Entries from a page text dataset
=-=-=-=-=

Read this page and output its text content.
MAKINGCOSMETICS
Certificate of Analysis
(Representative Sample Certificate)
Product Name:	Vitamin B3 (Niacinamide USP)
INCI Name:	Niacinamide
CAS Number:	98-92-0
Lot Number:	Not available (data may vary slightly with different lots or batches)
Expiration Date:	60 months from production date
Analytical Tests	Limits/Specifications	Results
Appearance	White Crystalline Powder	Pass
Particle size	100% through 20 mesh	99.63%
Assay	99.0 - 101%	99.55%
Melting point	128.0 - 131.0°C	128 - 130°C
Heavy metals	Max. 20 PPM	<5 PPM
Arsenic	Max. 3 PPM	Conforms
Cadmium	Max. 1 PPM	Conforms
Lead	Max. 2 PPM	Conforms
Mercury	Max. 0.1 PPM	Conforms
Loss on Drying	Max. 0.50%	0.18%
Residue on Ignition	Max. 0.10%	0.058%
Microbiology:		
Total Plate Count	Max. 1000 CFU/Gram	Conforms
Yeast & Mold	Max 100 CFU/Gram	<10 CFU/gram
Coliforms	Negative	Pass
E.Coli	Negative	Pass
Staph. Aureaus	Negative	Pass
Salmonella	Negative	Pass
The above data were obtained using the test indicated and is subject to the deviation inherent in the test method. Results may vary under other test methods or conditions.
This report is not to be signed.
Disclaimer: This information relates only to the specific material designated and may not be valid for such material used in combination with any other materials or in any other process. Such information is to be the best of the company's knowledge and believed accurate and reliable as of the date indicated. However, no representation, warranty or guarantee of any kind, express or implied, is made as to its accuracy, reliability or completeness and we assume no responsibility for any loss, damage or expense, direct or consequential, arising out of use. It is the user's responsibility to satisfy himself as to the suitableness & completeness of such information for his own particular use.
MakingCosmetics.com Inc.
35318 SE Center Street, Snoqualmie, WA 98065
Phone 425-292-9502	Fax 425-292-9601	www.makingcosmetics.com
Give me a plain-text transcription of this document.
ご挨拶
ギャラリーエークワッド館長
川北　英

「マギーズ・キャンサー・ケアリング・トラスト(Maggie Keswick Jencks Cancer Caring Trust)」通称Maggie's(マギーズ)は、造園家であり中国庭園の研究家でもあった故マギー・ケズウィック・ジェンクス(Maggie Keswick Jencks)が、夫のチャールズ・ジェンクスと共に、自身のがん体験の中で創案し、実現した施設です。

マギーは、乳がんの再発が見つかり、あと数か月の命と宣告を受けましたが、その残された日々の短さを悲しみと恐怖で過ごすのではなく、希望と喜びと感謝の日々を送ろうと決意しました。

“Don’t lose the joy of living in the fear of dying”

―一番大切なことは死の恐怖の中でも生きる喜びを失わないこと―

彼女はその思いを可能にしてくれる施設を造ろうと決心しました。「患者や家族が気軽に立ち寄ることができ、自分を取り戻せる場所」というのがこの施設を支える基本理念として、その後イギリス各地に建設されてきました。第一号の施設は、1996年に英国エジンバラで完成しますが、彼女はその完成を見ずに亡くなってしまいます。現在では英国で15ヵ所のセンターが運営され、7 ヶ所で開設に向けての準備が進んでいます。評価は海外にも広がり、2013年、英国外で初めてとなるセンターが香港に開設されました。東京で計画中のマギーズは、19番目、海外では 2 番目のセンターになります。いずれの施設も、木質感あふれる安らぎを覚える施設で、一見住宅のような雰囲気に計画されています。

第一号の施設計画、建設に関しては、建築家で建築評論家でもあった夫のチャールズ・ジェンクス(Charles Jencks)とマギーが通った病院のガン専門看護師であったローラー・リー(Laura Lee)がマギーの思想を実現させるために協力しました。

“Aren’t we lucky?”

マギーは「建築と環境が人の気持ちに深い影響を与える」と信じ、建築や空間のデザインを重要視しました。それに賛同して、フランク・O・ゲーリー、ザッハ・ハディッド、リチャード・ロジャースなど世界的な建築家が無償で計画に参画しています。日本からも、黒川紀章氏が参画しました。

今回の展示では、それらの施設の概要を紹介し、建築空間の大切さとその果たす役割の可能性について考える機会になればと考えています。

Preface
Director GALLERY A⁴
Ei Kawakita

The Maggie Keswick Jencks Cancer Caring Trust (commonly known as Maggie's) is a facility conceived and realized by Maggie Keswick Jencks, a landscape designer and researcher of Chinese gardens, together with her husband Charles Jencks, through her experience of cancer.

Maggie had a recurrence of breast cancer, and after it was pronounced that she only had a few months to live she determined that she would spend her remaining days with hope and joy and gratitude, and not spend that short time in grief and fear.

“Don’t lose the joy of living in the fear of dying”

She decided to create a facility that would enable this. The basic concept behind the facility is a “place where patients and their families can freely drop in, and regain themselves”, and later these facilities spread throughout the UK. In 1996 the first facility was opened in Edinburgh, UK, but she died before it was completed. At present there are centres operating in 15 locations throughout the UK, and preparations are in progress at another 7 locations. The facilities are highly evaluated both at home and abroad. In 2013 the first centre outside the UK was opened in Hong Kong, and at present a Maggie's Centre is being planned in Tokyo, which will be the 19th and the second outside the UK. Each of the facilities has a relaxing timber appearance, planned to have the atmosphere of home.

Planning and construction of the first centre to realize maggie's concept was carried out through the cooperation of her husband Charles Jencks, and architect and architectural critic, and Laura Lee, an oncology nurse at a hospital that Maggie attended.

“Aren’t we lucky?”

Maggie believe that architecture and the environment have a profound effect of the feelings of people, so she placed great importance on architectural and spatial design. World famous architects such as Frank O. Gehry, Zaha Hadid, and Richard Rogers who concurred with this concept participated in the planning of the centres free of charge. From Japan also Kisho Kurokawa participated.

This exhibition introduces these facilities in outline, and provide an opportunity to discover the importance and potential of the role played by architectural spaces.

=-=-=-=-=

## Required work:
Scan the records above, then copy out each line that mentions "months".

## Task response:
Expiration Date:	60 months from production date
Maggie had a recurrence of breast cancer, and after it was pronounced that she only had a few months to live she determined that she would spend her remaining days with hope and joy and gratitude, and not spend that short time in grief and fear.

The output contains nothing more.